§ Problem: Return, word for word, the part of the discussion of Ada's Volatile and Atomic aspects that begins at "Just for clarification, that" and stops after "should it enforce?".

I think atomic could be expanded. One use is to ensure reads are not optimised away such as clearing a RNG or FIFO that affects the hardware but appears redundant to the compiler.

Just for clarification, that is what Volatile does. Atomic does include volatile by definition though, so it gets the same benefit.

I believe the Arm disagrees though a quick search didn’t find it.

I need to retest but I believe that I found with -O3 that reads to a dummy variable were optimised out when volatile and not atomic.

If so, it would not be conforming. The whole point of volatile is to tell the compiler not to optimize out reads or writes on the object. Atomics exist to ensure reads and writes are single atomic operations and also sequential, which is why they require the Volatile property (otherwise the compiler could optimize out instructions intended to enforce atomic operations sequentially).

Out of curiosity, what is your expectation on what the Volatile aspect does on its own? What property should it enforce?

Obviously I expected Volatile to work. When I read this then I am not sure it’s behaviour is incorrect. A read of a volatile repeatedly into a discarded (marked unused) volatile/atomic variable is certainly as “redundant” as the compiler could expect.

https://en.m.wikibooks.org/wiki/Ada_Programming/Pragmas/Volatile

Volatile
“When this pragma is used, the compiler must suppress any optimizations that would interfere with the correct reading of the volatile variables.”

https://en.m.wikibooks.org/wiki/Ada_Programming/Pragmas/Atomic

Atomic
“where the compiler must not reorder or suppress any redundant read or write.”

In any case I should test on the latest compiler.

edit: I suppose it is also possible that the volatile rng data was being read but the writes to the local volatile discarded variable were optimised out. I think it is hard to test that though on the rng. I guess I need to check the machine code.

I’ve been working on some registers defined as record types with the SPARK Effective_Reads, Effective_Writes, Async_Readers, Async_Writers aspects recently and have found that these remove a lot of ambiguity as to why a type is Volatile. Does anyone know if the SPARK aspects change GNAT’s optimization behavior?

§ Dataset rows:
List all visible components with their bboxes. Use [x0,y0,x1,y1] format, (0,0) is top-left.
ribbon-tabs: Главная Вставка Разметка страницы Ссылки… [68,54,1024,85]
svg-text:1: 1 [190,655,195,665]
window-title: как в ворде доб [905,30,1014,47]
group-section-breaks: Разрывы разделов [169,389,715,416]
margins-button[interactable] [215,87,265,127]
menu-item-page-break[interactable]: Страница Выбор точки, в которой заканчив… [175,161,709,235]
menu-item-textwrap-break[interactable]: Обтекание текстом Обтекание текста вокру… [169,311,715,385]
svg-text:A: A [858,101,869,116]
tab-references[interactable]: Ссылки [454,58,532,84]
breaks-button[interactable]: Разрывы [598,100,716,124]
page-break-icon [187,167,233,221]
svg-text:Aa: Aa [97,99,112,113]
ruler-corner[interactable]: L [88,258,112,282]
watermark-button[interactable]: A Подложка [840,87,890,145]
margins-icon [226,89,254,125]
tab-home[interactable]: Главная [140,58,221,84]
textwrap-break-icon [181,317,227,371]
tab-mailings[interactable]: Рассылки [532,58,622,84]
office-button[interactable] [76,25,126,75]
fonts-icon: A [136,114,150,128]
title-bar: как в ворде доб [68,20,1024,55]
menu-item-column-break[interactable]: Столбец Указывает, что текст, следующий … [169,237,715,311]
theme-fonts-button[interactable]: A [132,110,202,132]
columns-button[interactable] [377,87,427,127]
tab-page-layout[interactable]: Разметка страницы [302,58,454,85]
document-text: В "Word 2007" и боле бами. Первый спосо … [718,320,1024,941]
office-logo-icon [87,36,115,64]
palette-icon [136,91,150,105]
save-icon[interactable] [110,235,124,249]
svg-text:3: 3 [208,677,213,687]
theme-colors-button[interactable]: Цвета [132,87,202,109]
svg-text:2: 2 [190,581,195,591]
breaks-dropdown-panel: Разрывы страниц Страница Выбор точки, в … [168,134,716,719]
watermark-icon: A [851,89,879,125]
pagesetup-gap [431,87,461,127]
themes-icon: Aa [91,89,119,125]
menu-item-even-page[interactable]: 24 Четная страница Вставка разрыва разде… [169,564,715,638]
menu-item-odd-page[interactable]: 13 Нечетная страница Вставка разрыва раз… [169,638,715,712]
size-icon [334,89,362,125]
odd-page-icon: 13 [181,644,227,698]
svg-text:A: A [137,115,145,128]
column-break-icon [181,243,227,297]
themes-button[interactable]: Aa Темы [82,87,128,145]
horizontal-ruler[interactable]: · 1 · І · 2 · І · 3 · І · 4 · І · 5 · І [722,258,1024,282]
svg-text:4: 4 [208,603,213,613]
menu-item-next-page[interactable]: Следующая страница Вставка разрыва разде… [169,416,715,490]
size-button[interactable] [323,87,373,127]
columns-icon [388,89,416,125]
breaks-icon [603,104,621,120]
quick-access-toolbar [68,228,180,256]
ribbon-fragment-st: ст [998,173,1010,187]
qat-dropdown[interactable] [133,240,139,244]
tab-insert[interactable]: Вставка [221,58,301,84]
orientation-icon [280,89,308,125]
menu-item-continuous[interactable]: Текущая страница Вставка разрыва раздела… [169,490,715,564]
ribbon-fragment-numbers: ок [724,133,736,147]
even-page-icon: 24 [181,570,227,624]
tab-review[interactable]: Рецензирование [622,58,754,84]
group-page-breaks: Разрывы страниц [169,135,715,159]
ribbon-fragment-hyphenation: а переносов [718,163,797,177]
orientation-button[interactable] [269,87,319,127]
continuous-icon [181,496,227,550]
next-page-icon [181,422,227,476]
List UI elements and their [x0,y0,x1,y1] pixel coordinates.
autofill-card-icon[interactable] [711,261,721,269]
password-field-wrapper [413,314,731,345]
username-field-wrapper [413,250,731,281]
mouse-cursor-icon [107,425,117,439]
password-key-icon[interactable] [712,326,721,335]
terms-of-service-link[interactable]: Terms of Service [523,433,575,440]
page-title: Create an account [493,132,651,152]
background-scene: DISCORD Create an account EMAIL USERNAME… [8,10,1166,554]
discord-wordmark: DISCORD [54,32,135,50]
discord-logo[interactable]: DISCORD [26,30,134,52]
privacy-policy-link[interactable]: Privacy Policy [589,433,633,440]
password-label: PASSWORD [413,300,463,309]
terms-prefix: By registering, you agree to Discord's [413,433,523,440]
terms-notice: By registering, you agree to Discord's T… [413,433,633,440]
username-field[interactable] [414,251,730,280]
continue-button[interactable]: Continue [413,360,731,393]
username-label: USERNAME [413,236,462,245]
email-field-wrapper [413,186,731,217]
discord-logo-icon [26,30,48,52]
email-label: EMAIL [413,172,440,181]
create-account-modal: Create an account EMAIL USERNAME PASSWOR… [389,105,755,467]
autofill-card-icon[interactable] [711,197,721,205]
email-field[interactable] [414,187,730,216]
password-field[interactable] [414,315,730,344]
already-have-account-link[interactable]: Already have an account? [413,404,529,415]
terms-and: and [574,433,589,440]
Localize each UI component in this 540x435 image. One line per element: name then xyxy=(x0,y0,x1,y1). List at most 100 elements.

...

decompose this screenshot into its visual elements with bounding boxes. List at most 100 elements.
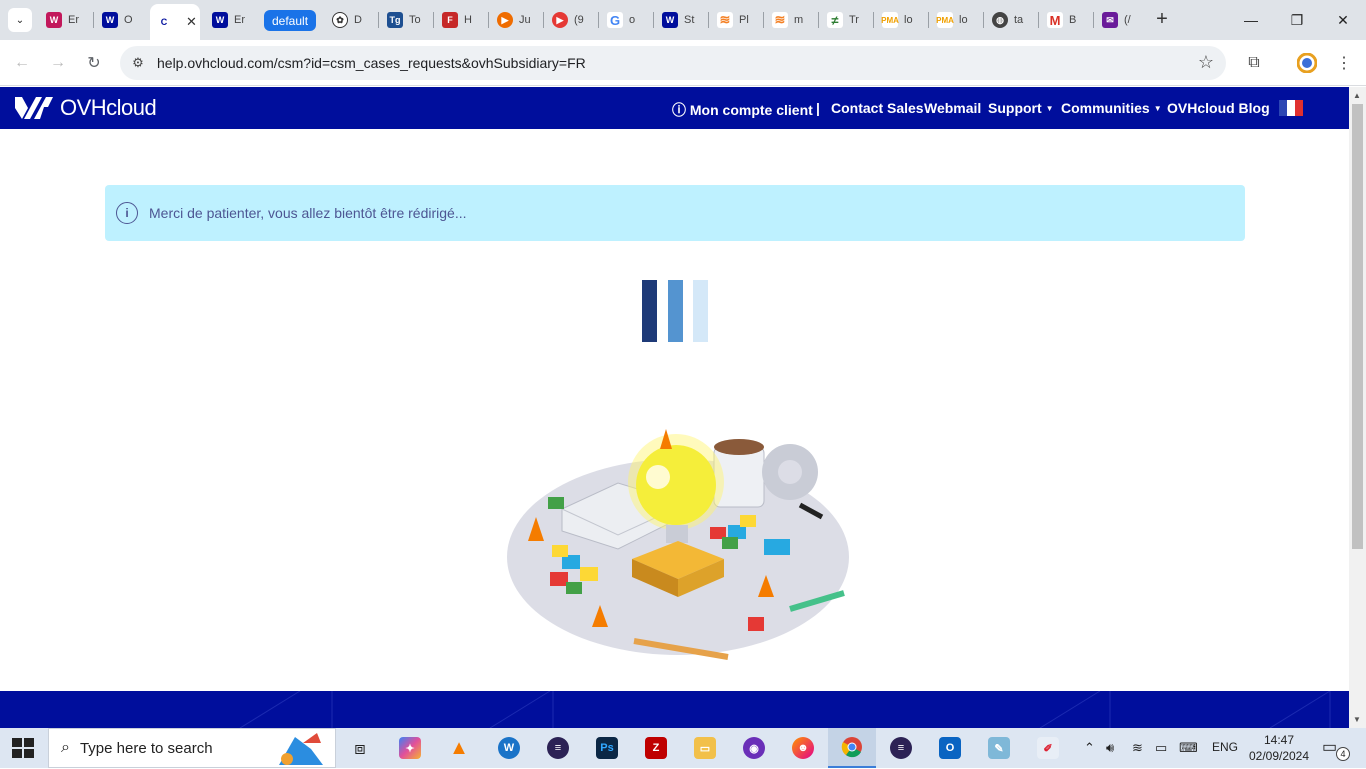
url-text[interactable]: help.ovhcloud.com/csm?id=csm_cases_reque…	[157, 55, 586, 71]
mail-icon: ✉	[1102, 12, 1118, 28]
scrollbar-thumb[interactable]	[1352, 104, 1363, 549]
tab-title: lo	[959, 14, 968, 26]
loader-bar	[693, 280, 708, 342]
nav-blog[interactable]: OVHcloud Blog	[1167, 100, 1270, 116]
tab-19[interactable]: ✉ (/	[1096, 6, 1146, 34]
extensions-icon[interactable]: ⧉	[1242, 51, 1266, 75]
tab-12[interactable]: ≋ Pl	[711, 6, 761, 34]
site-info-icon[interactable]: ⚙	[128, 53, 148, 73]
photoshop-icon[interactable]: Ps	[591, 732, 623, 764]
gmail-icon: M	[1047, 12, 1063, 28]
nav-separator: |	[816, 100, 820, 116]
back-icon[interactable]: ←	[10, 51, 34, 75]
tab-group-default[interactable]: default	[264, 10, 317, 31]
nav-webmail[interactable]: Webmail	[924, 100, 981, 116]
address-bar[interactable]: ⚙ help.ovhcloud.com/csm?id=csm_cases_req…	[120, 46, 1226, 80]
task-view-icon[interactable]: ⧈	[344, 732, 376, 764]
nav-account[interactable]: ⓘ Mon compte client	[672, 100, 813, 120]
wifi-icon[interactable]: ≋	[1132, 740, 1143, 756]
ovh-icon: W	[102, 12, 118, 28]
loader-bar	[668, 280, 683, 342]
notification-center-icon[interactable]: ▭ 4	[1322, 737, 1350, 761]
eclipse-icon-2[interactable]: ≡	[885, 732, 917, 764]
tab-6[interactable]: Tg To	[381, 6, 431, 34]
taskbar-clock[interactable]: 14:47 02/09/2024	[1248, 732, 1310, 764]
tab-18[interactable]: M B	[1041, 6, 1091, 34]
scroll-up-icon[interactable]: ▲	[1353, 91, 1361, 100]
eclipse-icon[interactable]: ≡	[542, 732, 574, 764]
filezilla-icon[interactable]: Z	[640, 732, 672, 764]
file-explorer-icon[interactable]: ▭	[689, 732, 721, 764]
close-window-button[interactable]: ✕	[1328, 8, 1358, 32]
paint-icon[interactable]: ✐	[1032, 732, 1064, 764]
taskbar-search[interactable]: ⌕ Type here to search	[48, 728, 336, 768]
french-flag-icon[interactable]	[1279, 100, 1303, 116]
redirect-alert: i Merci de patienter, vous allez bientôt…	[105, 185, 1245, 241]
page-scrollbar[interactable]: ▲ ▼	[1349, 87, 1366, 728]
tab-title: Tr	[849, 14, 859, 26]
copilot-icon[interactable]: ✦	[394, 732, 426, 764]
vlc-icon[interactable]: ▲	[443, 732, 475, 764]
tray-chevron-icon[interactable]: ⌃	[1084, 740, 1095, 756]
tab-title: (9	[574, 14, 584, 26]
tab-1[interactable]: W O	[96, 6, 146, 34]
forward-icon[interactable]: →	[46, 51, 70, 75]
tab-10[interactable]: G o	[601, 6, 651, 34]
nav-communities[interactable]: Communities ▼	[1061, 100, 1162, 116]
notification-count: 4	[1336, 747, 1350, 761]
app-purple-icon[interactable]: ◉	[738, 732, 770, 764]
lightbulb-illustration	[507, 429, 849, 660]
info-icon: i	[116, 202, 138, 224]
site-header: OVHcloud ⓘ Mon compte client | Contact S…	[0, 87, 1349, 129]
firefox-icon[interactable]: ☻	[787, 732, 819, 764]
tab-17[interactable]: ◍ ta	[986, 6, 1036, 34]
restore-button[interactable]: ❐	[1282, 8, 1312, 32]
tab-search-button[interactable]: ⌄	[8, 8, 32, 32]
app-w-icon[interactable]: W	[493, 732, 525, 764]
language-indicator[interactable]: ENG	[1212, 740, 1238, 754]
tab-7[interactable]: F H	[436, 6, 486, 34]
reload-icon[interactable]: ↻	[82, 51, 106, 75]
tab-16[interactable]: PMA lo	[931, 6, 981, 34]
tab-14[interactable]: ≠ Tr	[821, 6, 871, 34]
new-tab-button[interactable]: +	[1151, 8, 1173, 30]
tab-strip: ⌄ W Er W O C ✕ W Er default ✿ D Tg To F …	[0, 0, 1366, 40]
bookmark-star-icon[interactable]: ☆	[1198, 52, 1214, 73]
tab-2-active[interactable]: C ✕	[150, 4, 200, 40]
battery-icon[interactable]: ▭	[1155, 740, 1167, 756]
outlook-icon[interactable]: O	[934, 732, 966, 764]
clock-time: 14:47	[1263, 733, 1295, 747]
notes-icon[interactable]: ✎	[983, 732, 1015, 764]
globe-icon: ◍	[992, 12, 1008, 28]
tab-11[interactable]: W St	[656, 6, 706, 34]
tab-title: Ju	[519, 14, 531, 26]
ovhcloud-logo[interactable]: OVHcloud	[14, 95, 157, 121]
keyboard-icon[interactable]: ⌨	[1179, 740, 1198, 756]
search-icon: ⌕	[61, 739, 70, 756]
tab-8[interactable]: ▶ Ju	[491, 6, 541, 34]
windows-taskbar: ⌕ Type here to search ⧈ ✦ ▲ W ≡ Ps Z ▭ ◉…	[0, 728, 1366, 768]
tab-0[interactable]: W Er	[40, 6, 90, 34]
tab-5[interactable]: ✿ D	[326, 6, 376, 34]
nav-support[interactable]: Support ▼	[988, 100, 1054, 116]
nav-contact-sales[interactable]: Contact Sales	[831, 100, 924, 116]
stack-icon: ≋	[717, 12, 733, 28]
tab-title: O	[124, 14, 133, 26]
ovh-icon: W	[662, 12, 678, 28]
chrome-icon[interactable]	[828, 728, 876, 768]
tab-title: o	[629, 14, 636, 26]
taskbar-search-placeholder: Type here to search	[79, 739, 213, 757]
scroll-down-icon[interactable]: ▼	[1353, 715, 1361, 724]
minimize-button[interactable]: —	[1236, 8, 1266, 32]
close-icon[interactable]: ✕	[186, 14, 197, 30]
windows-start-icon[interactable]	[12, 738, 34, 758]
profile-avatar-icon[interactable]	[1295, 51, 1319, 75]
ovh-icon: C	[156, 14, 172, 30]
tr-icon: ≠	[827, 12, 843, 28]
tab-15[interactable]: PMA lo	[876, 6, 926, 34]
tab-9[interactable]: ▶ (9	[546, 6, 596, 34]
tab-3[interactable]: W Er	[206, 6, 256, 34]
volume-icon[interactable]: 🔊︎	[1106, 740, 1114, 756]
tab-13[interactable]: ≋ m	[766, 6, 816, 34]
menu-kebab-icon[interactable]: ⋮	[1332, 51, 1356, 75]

§ Result:
Just for clarification, that is what Volatile does. Atomic does include volatile by definition though, so it gets the same benefit.

I believe the Arm disagrees though a quick search didn’t find it.

I need to retest but I believe that I found with -O3 that reads to a dummy variable were optimised out when volatile and not atomic.

If so, it would not be conforming. The whole point of volatile is to tell the compiler not to optimize out reads or writes on the object. Atomics exist to ensure reads and writes are single atomic operations and also sequential, which is why they require the Volatile property (otherwise the compiler could optimize out instructions intended to enforce atomic operations sequentially).

Out of curiosity, what is your expectation on what the Volatile aspect does on its own? What property should it enforce?